#### Document extract:
______________________________
The ELCA is only as good as it treats its own.

We’ll light more candles.

There is always hope.

Leadership Lessons for Advent

The Power of Reconciliation

The world lost a great leader this Advent with the death of Nelson Mandela. The two-week long tribute to his life pales to the length of hardships he endured.

The lessons to be learned from his experience can improve a world that is often led with more force by lesser men and women.

Nelson Mandela”s strength was found in his ability to reconcile—to see past the hurt (profound hurt). Exiled from the world he loved for a quarter of his life, he was at last freed in his senior years. He did not rest. He reformed his country and impacted the world.

His power was in his smile.

He embraced concepts Christians teach but often cannot practice. He forgave and left the memory of all reasons for forgiveness to others.

He did the work of reconciliation. He saw the strengths of his oppressors. He did not use his power to get rid of them (as had been done unto him). Instead, he embraced them. He did more than that. He empowered them.

Amazingly top positions in his staff went to some who had “followed orders” in imprisoning him—in keeping him from his family—in losing no opportunity to humiliate him.
______________________________
#### Request 1:
In the Advent leadership reflection, for how much of his life was Nelson Mandela exiled from the world he loved?

[Collected data]
______________________________
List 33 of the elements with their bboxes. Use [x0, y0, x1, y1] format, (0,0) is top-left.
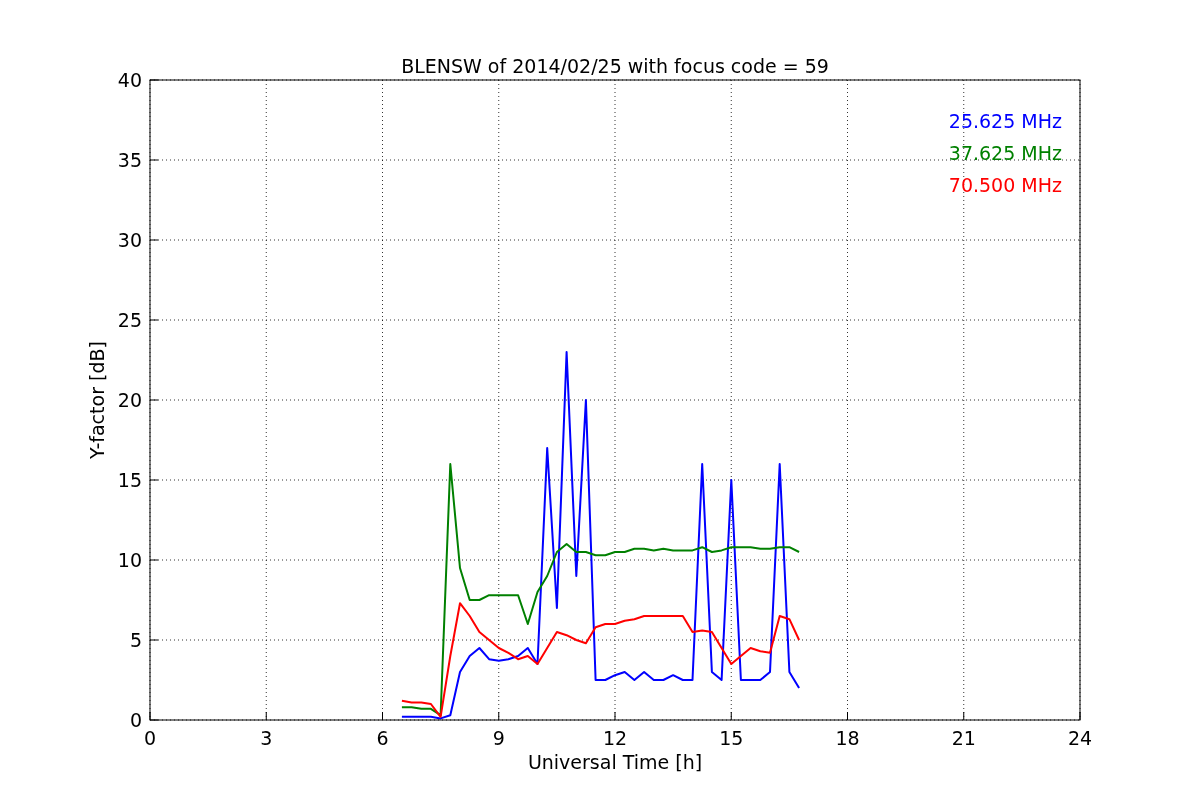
x-axis-label: Universal Time [h] [527, 751, 703, 773]
tick-mark [963, 711, 965, 721]
tick-mark [1079, 711, 1081, 721]
tick-mark [382, 711, 383, 721]
legend-label: 37.625 MHz [948, 142, 1062, 164]
legend-label: 25.625 MHz [948, 110, 1062, 132]
x-tick-label: 21 [951, 727, 976, 749]
y-tick-label: 20 [117, 389, 142, 411]
x-tick-label: 0 [143, 727, 157, 749]
y-axis-label: Y-factor [dB] [86, 341, 108, 459]
y-tick-label: 10 [117, 549, 142, 571]
x-tick-label: 9 [492, 727, 505, 749]
tick-mark [847, 711, 848, 721]
y-tick-label: 0 [129, 709, 142, 731]
tick-mark [614, 711, 616, 721]
legend-label: 70.500 MHz [948, 174, 1062, 196]
x-tick-label: 6 [376, 727, 389, 749]
tick-mark [149, 79, 159, 81]
tick-mark [265, 711, 267, 721]
y-tick-label: 25 [117, 309, 142, 331]
y-tick-label: 35 [117, 149, 142, 171]
y-tick-label: 5 [129, 629, 142, 651]
y-tick-label: 40 [117, 69, 142, 91]
tick-mark [730, 711, 732, 721]
x-tick-label: 18 [835, 727, 860, 749]
x-tick-label: 3 [260, 727, 273, 749]
y-tick-label: 30 [117, 229, 142, 251]
tick-mark [498, 711, 500, 721]
x-tick-label: 24 [1067, 727, 1093, 749]
x-tick-label: 12 [602, 727, 628, 749]
y-tick-label: 15 [117, 469, 142, 491]
x-tick-label: 15 [719, 727, 744, 749]
chart-title: BLENSW of 2014/02/25 with focus code = 59 [401, 55, 829, 77]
______________________________
#### Request 2:
Report every line of the entries that contains the word "with".

#### Task response 1:
A quarter of his life.

#### Task response 2:
List 33 of the elements with their bboxes. Use [x0, y0, x1, y1] format, (0,0) is top-left.
chart-title: BLENSW of 2014/02/25 with focus code = 59 [401, 55, 829, 77]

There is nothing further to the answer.